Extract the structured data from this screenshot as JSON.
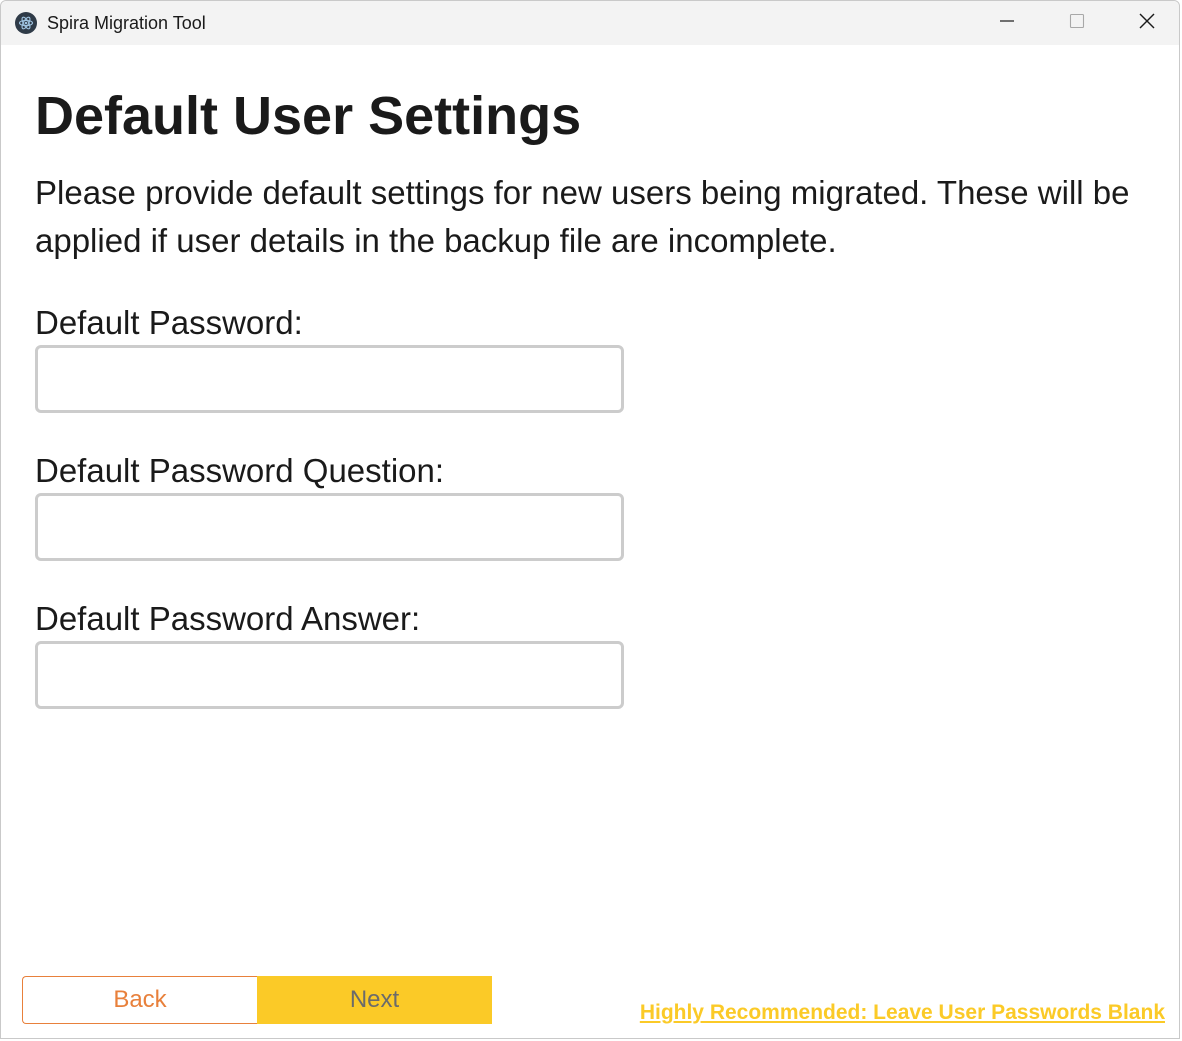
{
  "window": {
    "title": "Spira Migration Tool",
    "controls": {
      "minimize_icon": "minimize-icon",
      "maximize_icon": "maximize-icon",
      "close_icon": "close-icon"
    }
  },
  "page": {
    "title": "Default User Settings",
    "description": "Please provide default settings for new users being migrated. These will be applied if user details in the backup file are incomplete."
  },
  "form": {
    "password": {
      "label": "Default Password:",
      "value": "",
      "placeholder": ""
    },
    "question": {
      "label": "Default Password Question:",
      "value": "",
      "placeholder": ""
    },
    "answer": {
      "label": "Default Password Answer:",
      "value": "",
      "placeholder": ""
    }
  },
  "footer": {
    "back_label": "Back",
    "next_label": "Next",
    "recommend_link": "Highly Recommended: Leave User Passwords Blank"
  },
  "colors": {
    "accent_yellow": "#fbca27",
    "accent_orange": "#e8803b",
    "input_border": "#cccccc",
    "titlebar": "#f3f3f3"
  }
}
----------
▶ [WHAT YOU NEED TO DO] Copy every record above exactly, leaving out any pictures.

▶ [WRITTEN SOLUTION]
Extract the structured data from this screenshot as JSON.
{
  "window": {
    "title": "Spira Migration Tool",
    "controls": {
      "minimize_icon": "minimize-icon",
      "maximize_icon": "maximize-icon",
      "close_icon": "close-icon"
    }
  },
  "page": {
    "title": "Default User Settings",
    "description": "Please provide default settings for new users being migrated. These will be applied if user details in the backup file are incomplete."
  },
  "form": {
    "password": {
      "label": "Default Password:",
      "value": "",
      "placeholder": ""
    },
    "question": {
      "label": "Default Password Question:",
      "value": "",
      "placeholder": ""
    },
    "answer": {
      "label": "Default Password Answer:",
      "value": "",
      "placeholder": ""
    }
  },
  "footer": {
    "back_label": "Back",
    "next_label": "Next",
    "recommend_link": "Highly Recommended: Leave User Passwords Blank"
  },
  "colors": {
    "accent_yellow": "#fbca27",
    "accent_orange": "#e8803b",
    "input_border": "#cccccc",
    "titlebar": "#f3f3f3"
  }
}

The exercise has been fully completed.